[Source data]
_ _ _ _ _

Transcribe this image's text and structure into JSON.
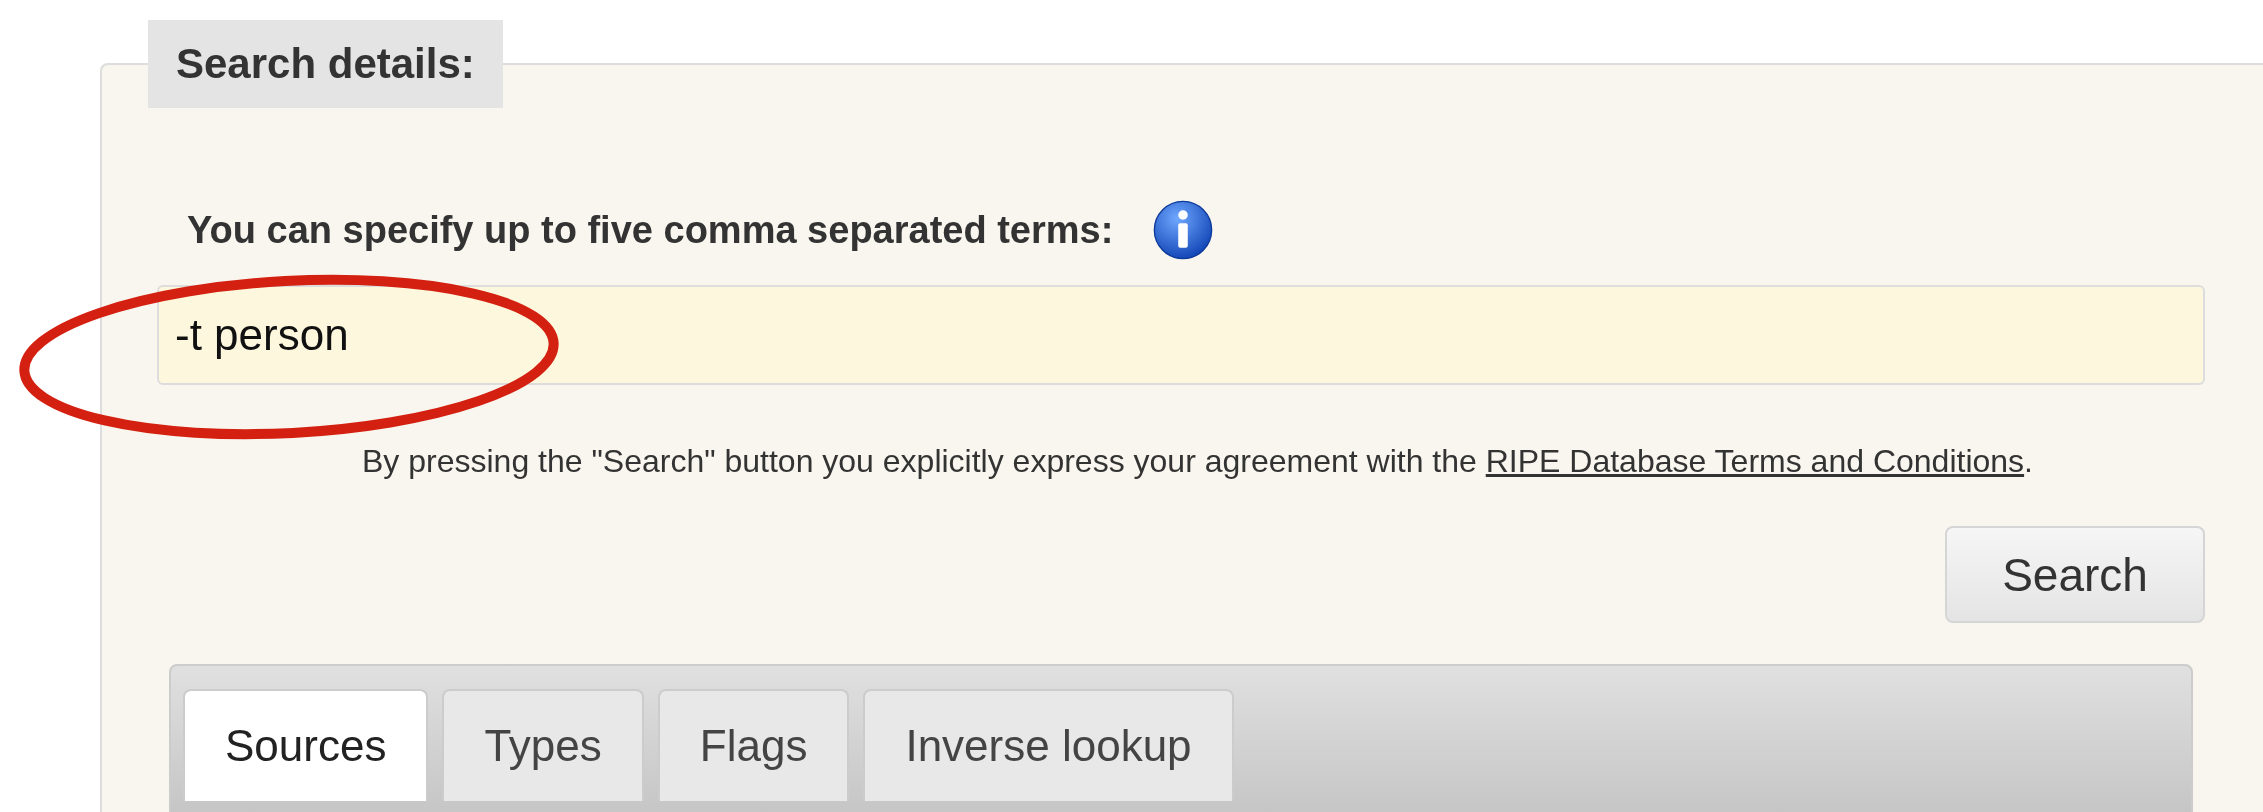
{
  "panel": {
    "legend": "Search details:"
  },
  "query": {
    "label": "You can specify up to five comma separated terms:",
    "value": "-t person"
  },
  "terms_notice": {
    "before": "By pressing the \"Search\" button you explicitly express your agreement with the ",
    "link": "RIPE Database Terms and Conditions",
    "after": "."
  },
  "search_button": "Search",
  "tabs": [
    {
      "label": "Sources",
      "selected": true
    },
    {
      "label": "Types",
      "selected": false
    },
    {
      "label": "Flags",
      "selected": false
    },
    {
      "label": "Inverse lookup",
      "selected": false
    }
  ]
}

_ _ _ _ _

WHAT YOU HAVE TO DO
Omit the pictures. Transcribe every record exactly.

COMPLETE OUTPUT
Transcribe this image's text and structure into JSON.
{
  "panel": {
    "legend": "Search details:"
  },
  "query": {
    "label": "You can specify up to five comma separated terms:",
    "value": "-t person"
  },
  "terms_notice": {
    "before": "By pressing the \"Search\" button you explicitly express your agreement with the ",
    "link": "RIPE Database Terms and Conditions",
    "after": "."
  },
  "search_button": "Search",
  "tabs": [
    {
      "label": "Sources",
      "selected": true
    },
    {
      "label": "Types",
      "selected": false
    },
    {
      "label": "Flags",
      "selected": false
    },
    {
      "label": "Inverse lookup",
      "selected": false
    }
  ]
}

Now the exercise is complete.